Supplied material
┄┄┄┄┄┄
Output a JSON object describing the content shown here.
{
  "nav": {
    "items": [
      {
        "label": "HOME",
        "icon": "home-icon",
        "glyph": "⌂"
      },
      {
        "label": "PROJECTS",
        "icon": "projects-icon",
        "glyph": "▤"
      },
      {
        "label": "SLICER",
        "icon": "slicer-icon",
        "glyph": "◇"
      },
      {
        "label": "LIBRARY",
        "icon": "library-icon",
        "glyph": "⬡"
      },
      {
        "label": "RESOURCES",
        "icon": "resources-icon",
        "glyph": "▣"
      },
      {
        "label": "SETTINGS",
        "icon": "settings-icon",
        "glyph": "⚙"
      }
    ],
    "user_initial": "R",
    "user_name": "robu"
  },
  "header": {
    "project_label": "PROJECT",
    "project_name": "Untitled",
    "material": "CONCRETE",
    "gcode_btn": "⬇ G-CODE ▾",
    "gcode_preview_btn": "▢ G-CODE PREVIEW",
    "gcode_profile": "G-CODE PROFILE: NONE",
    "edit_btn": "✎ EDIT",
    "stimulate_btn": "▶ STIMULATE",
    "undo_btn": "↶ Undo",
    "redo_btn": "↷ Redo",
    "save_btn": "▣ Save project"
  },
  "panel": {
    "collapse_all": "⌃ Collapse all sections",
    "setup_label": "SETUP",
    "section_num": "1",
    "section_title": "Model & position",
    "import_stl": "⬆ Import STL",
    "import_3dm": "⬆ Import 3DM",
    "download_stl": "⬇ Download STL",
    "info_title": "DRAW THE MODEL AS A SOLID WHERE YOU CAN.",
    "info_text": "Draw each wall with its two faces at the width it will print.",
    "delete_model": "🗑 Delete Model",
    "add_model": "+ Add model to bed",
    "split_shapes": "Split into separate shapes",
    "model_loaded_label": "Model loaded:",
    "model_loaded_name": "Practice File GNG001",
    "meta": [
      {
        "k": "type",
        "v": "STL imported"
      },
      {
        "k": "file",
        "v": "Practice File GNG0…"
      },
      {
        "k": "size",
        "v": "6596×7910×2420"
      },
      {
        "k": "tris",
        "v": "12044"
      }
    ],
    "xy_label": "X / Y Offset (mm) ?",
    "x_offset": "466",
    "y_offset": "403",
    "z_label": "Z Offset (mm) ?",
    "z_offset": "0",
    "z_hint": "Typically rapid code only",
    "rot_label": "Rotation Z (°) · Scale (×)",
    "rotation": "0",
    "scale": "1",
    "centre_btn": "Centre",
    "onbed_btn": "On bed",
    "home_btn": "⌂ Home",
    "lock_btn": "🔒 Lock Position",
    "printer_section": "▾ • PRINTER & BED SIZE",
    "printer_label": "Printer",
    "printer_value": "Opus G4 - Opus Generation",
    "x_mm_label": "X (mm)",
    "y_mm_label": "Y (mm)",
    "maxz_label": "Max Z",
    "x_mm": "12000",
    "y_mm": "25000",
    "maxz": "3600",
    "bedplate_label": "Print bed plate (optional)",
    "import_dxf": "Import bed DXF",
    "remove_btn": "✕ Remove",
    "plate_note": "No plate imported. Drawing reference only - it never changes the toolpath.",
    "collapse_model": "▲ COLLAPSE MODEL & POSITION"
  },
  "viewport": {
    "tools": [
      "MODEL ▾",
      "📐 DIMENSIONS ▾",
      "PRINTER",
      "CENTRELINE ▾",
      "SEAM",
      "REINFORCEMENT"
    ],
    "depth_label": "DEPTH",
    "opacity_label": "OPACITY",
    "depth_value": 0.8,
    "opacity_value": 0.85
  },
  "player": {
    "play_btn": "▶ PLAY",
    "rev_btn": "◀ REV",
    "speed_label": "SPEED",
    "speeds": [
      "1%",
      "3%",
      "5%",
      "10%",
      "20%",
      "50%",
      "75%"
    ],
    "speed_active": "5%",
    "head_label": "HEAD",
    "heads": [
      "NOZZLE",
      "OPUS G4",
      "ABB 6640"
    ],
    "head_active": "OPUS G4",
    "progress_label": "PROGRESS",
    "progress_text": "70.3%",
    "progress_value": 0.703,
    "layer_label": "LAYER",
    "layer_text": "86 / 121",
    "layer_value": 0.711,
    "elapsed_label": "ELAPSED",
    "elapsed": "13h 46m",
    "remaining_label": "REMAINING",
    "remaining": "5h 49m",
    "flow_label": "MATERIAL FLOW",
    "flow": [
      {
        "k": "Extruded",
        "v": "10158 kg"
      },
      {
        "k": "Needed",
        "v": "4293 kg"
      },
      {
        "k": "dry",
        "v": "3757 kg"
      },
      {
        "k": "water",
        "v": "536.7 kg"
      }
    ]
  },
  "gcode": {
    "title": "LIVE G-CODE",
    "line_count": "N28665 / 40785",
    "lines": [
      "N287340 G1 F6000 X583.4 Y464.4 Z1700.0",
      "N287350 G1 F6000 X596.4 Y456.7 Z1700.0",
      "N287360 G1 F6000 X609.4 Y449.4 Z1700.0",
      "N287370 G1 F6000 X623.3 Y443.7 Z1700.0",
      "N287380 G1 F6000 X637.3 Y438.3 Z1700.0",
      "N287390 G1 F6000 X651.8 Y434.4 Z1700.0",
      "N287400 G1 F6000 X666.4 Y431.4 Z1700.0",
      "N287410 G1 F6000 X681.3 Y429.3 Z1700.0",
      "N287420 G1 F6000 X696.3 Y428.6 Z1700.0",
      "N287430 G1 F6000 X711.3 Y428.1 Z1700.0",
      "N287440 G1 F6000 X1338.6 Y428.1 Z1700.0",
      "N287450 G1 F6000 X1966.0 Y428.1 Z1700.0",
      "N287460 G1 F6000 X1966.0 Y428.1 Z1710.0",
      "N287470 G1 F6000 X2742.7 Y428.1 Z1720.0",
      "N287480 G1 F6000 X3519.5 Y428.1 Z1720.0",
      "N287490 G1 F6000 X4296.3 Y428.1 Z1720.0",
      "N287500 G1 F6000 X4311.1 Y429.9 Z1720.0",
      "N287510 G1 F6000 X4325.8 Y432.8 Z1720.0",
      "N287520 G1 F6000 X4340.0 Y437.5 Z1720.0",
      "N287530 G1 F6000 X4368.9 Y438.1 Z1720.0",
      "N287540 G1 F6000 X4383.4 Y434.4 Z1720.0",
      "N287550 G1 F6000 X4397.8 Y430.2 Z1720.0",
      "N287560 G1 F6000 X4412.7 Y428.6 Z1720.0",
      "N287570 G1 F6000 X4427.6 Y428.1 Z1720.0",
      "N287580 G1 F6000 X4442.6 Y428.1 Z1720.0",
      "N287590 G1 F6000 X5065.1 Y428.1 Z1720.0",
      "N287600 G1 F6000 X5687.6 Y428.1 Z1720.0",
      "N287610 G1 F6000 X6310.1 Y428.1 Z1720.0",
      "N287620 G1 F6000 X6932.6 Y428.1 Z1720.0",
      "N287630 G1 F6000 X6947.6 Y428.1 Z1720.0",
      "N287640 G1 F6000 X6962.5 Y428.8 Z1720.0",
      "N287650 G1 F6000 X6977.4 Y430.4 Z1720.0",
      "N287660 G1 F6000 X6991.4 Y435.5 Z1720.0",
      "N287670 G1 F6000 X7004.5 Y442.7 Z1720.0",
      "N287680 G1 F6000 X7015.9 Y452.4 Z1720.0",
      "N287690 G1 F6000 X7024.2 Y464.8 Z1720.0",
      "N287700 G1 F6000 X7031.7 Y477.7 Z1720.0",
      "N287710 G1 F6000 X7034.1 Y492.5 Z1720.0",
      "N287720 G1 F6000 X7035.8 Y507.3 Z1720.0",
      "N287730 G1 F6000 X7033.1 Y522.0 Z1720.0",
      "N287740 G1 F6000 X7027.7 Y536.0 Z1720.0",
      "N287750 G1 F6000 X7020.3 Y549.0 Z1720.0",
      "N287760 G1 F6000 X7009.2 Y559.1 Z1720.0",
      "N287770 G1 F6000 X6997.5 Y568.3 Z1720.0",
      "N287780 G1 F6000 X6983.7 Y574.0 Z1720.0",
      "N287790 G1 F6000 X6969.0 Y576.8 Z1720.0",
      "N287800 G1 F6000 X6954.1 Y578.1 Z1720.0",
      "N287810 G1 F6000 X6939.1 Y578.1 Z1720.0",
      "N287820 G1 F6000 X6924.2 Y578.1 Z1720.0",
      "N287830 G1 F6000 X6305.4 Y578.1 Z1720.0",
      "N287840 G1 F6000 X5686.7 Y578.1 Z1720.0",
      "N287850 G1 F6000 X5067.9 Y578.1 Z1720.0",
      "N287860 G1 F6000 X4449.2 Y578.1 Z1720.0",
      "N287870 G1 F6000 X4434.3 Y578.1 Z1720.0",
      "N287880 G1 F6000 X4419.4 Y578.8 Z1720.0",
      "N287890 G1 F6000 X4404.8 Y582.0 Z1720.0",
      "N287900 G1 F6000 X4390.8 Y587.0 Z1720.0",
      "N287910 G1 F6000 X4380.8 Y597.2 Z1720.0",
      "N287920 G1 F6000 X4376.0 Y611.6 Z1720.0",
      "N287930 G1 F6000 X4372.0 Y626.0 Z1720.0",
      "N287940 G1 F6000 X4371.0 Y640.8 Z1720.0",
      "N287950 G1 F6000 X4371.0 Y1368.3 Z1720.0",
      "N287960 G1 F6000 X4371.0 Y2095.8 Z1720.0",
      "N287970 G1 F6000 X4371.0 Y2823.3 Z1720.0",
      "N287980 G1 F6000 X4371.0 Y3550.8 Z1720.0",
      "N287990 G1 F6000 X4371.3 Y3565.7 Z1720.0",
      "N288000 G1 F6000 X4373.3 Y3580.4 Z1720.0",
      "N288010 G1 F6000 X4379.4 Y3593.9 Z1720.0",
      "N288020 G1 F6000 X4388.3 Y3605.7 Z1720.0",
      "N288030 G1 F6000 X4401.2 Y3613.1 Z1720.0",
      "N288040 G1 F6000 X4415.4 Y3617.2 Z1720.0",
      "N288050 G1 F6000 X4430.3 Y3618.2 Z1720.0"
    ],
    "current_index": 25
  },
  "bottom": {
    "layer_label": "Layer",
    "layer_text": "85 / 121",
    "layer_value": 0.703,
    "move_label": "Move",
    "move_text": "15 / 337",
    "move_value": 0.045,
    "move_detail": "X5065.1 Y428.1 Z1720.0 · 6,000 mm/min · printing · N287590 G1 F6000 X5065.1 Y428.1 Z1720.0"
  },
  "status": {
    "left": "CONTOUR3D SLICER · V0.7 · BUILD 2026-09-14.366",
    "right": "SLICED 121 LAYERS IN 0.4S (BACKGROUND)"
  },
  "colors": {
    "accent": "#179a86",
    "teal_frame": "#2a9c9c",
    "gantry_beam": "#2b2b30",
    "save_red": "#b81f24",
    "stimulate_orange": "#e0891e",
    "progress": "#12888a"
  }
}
┄┄┄┄┄┄
Identify and copy all lines with the word "plate".

    "bedplate_label": "Print bed plate (optional)",
    "plate_note": "No plate imported. Drawing reference only - it never changes the toolpath.",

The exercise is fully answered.